══ EXTRACTED DATA
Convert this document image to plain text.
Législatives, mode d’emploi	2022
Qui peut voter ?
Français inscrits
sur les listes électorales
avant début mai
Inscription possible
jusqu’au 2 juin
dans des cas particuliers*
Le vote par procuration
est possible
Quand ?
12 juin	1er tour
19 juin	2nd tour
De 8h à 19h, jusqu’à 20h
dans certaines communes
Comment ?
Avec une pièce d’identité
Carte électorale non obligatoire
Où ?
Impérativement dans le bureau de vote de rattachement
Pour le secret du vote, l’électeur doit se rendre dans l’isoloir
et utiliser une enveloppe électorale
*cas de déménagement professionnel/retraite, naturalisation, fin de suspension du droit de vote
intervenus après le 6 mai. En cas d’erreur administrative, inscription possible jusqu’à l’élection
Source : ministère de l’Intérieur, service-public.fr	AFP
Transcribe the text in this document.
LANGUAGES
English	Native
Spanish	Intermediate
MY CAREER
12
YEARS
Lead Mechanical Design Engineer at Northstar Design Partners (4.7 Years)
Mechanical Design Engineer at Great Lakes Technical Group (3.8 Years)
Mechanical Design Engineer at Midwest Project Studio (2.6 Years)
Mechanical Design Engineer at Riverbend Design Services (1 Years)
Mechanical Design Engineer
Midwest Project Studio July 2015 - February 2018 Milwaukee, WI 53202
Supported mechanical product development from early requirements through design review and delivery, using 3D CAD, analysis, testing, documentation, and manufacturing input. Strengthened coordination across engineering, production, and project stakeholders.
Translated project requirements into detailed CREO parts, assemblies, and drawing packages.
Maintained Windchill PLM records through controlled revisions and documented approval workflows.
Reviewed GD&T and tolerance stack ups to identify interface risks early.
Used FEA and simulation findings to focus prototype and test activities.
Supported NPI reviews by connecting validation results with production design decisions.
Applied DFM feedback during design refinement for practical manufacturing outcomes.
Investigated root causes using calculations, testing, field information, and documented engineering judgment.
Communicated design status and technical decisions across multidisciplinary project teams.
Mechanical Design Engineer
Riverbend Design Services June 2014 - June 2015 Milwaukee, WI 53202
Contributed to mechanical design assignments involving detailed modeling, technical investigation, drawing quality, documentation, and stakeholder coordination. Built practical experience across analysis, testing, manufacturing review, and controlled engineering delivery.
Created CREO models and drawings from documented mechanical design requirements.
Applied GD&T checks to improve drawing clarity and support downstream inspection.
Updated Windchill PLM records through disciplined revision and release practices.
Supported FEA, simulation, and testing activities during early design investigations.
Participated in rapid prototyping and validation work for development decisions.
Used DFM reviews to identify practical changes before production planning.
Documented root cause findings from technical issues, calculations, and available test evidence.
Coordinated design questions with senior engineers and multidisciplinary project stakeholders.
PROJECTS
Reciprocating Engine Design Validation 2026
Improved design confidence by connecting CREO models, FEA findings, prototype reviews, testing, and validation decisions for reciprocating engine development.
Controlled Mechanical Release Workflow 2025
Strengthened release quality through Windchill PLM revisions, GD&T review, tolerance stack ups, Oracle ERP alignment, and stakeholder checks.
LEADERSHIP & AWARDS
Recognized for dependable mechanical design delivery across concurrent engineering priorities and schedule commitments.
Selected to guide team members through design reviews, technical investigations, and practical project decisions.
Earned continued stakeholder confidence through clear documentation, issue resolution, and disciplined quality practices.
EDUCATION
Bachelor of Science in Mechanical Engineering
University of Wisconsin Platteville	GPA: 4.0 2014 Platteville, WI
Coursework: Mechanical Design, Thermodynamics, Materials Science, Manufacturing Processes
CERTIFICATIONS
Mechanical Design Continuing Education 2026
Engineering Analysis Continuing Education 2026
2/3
════
> _DIRECTION_
Copy out each line of the listing that holds "Supported".

> _SOLVED EXERCISE_
Supported mechanical product development from early requirements through design review and delivery, using 3D CAD, analysis, testing, documentation, and manufacturing input. Strengthened coordination across engineering, production, and project stakeholders.
Supported NPI reviews by connecting validation results with production design decisions.
Supported FEA, simulation, and testing activities during early design investigations.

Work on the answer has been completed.